++++ Provided records

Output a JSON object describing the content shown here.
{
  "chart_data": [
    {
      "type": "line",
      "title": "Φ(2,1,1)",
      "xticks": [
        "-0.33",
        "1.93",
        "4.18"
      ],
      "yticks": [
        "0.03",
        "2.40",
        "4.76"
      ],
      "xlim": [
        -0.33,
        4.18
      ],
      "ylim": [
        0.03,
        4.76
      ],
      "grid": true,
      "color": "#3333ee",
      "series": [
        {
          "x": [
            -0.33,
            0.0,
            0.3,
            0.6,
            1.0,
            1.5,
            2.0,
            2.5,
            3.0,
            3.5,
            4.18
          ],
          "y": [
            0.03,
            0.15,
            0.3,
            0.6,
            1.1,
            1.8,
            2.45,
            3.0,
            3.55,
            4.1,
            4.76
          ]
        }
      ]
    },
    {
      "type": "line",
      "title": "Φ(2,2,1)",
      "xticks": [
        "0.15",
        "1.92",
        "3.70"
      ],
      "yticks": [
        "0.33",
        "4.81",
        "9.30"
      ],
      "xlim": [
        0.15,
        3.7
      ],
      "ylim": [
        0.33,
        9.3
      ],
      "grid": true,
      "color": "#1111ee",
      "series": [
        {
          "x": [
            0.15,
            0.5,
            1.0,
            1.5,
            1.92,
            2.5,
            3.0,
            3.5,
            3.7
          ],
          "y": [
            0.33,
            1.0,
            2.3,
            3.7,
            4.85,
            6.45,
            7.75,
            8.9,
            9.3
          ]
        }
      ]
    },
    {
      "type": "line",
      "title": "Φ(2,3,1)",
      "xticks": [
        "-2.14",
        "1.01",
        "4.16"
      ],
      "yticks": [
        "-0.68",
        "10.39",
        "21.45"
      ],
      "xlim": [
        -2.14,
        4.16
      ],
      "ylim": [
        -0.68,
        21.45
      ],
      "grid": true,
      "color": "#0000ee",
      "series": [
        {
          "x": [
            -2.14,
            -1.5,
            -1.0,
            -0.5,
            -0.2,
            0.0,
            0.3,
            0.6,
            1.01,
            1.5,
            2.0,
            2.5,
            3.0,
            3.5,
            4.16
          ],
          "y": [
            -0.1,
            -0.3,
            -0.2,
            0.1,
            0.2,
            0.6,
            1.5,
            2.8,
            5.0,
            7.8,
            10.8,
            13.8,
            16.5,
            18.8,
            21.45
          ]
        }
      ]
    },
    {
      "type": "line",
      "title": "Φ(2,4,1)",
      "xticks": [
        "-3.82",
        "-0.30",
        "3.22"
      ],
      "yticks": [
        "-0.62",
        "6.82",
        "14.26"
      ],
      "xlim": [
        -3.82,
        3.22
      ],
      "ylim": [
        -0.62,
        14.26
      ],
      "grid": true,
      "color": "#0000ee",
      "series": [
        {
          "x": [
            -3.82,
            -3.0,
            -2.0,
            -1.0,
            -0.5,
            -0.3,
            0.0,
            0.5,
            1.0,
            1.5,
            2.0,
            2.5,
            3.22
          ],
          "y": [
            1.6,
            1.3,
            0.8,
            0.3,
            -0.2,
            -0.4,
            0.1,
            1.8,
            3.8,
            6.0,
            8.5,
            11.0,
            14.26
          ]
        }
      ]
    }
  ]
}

++++++++

# Task statement:
Look over the listing. Pull out every line with the string "color" in it.

# Expected answer:
      "color": "#3333ee",
      "color": "#1111ee",
      "color": "#0000ee",
      "color": "#0000ee",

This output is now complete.